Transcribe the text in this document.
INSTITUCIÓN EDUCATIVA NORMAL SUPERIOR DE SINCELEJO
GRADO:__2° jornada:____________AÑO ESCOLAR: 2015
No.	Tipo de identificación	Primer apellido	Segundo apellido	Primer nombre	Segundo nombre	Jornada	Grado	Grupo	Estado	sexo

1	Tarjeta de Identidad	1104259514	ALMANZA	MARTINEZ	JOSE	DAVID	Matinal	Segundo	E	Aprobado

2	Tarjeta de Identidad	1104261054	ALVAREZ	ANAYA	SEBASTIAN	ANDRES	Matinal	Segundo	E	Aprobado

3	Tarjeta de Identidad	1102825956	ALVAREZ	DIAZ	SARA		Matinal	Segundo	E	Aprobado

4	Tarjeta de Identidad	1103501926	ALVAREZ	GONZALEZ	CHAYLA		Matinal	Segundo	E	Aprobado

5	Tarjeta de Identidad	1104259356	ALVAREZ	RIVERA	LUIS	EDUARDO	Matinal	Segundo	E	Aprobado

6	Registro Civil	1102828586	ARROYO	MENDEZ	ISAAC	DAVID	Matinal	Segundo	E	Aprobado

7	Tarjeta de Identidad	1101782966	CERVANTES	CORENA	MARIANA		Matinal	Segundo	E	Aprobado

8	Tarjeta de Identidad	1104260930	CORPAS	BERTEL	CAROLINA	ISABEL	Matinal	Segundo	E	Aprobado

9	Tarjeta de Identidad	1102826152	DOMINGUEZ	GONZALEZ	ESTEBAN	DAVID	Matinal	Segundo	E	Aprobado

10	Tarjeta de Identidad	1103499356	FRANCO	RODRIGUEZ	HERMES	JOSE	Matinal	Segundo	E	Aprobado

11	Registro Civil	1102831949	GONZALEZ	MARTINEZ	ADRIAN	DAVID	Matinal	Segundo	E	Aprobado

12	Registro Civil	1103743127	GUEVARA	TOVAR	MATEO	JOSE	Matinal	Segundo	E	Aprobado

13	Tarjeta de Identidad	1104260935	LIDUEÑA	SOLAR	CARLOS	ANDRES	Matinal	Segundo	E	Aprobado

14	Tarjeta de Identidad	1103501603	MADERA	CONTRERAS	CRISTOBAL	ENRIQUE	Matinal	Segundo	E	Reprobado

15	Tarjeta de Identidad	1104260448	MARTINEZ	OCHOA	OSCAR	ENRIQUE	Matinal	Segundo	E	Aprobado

▶ _YOUR OBJECTIVE_:
Transcribe all of the lines in the records precisely.

▶ _COMPLETE OUTPUT_:
Transcribe the text in this document.
INSTITUCIÓN EDUCATIVA NORMAL SUPERIOR DE SINCELEJO
GRADO:__2° jornada:____________AÑO ESCOLAR: 2015
No.	Tipo de identificación	Primer apellido	Segundo apellido	Primer nombre	Segundo nombre	Jornada	Grado	Grupo	Estado	sexo

1	Tarjeta de Identidad	1104259514	ALMANZA	MARTINEZ	JOSE	DAVID	Matinal	Segundo	E	Aprobado

2	Tarjeta de Identidad	1104261054	ALVAREZ	ANAYA	SEBASTIAN	ANDRES	Matinal	Segundo	E	Aprobado

3	Tarjeta de Identidad	1102825956	ALVAREZ	DIAZ	SARA		Matinal	Segundo	E	Aprobado

4	Tarjeta de Identidad	1103501926	ALVAREZ	GONZALEZ	CHAYLA		Matinal	Segundo	E	Aprobado

5	Tarjeta de Identidad	1104259356	ALVAREZ	RIVERA	LUIS	EDUARDO	Matinal	Segundo	E	Aprobado

6	Registro Civil	1102828586	ARROYO	MENDEZ	ISAAC	DAVID	Matinal	Segundo	E	Aprobado

7	Tarjeta de Identidad	1101782966	CERVANTES	CORENA	MARIANA		Matinal	Segundo	E	Aprobado

8	Tarjeta de Identidad	1104260930	CORPAS	BERTEL	CAROLINA	ISABEL	Matinal	Segundo	E	Aprobado

9	Tarjeta de Identidad	1102826152	DOMINGUEZ	GONZALEZ	ESTEBAN	DAVID	Matinal	Segundo	E	Aprobado

10	Tarjeta de Identidad	1103499356	FRANCO	RODRIGUEZ	HERMES	JOSE	Matinal	Segundo	E	Aprobado

11	Registro Civil	1102831949	GONZALEZ	MARTINEZ	ADRIAN	DAVID	Matinal	Segundo	E	Aprobado

12	Registro Civil	1103743127	GUEVARA	TOVAR	MATEO	JOSE	Matinal	Segundo	E	Aprobado

13	Tarjeta de Identidad	1104260935	LIDUEÑA	SOLAR	CARLOS	ANDRES	Matinal	Segundo	E	Aprobado

14	Tarjeta de Identidad	1103501603	MADERA	CONTRERAS	CRISTOBAL	ENRIQUE	Matinal	Segundo	E	Reprobado

15	Tarjeta de Identidad	1104260448	MARTINEZ	OCHOA	OSCAR	ENRIQUE	Matinal	Segundo	E	Aprobado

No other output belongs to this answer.